-- start of LISTED RECORDS --
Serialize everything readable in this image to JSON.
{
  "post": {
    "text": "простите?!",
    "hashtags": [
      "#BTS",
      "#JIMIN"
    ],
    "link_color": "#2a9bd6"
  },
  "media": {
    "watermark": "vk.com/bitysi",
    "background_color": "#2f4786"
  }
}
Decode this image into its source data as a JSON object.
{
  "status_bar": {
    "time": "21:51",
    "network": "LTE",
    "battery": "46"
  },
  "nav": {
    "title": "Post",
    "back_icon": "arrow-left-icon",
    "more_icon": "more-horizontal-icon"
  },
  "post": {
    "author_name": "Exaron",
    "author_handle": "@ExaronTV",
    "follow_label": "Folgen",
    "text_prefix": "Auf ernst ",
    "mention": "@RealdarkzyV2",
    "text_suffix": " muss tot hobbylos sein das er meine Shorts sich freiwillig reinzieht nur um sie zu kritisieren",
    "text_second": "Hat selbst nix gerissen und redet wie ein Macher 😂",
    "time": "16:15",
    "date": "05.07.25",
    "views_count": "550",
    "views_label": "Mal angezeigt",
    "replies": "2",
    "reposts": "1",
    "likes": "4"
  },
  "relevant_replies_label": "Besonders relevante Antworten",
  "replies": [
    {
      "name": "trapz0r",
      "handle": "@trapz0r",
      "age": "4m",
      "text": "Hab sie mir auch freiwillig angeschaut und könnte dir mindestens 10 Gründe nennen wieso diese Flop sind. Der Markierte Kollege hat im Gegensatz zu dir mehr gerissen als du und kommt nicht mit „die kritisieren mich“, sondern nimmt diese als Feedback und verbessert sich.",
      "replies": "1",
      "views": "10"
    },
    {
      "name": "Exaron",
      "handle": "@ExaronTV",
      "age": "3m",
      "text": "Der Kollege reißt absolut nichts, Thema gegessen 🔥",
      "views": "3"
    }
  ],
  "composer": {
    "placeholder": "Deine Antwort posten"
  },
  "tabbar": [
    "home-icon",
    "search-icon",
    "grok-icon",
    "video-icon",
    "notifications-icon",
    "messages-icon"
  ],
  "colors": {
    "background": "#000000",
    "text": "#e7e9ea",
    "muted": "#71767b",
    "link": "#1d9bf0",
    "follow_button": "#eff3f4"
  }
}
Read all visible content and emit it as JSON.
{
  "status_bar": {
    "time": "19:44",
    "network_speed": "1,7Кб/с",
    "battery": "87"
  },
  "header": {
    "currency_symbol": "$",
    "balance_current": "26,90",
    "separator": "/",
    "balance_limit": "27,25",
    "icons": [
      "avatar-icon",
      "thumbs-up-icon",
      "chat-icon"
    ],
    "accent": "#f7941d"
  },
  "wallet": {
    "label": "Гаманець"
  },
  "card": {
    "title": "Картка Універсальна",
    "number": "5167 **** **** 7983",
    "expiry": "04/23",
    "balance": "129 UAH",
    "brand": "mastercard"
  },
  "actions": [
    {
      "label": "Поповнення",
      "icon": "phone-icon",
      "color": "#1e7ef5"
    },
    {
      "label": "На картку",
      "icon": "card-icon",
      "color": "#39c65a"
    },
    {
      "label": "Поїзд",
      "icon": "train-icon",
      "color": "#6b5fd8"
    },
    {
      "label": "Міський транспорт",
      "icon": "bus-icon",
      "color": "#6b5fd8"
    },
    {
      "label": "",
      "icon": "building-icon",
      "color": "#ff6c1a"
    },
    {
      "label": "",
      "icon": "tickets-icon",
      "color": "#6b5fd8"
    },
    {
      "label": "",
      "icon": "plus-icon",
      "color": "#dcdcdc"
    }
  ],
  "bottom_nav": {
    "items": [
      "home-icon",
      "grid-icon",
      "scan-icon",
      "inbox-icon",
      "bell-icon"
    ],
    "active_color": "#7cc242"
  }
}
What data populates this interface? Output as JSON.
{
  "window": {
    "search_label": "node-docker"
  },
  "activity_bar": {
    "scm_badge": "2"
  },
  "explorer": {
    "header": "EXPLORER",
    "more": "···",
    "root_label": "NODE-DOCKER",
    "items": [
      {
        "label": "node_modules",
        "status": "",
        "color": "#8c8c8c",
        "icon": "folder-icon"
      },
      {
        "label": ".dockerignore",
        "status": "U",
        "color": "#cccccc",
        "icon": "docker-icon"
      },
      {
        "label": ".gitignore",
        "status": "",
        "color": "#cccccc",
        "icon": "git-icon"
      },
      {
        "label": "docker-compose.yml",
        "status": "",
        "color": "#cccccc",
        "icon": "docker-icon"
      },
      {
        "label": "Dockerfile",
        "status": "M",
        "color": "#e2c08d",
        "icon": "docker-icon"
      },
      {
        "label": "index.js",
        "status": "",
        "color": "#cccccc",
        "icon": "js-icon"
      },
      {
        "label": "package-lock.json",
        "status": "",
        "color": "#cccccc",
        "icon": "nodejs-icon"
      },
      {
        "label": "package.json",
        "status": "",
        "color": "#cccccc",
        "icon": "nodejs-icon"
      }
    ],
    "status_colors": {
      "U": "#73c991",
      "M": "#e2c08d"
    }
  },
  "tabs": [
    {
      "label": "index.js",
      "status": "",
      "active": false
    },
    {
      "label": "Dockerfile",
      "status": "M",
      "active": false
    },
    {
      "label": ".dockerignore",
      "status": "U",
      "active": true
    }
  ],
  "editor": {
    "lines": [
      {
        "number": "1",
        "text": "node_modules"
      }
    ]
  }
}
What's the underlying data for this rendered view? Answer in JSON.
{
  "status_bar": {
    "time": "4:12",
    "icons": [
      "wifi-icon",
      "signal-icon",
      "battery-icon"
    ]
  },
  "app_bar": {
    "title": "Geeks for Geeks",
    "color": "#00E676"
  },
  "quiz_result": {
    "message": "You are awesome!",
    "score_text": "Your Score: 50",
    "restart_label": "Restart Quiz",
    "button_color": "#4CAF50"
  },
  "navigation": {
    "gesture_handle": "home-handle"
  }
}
-- end of LISTED RECORDS --
EXERCISE GOAL
Pull every line containing "kritisieren" from the data.

EXPECTED ANSWER
    "text_suffix": " muss tot hobbylos sein das er meine Shorts sich freiwillig reinzieht nur um sie zu kritisieren",
      "text": "Hab sie mir auch freiwillig angeschaut und könnte dir mindestens 10 Gründe nennen wieso diese Flop sind. Der Markierte Kollege hat im Gegensatz zu dir mehr gerissen als du und kommt nicht mit „die kritisieren mich“, sondern nimmt diese als Feedback und verbessert sich.",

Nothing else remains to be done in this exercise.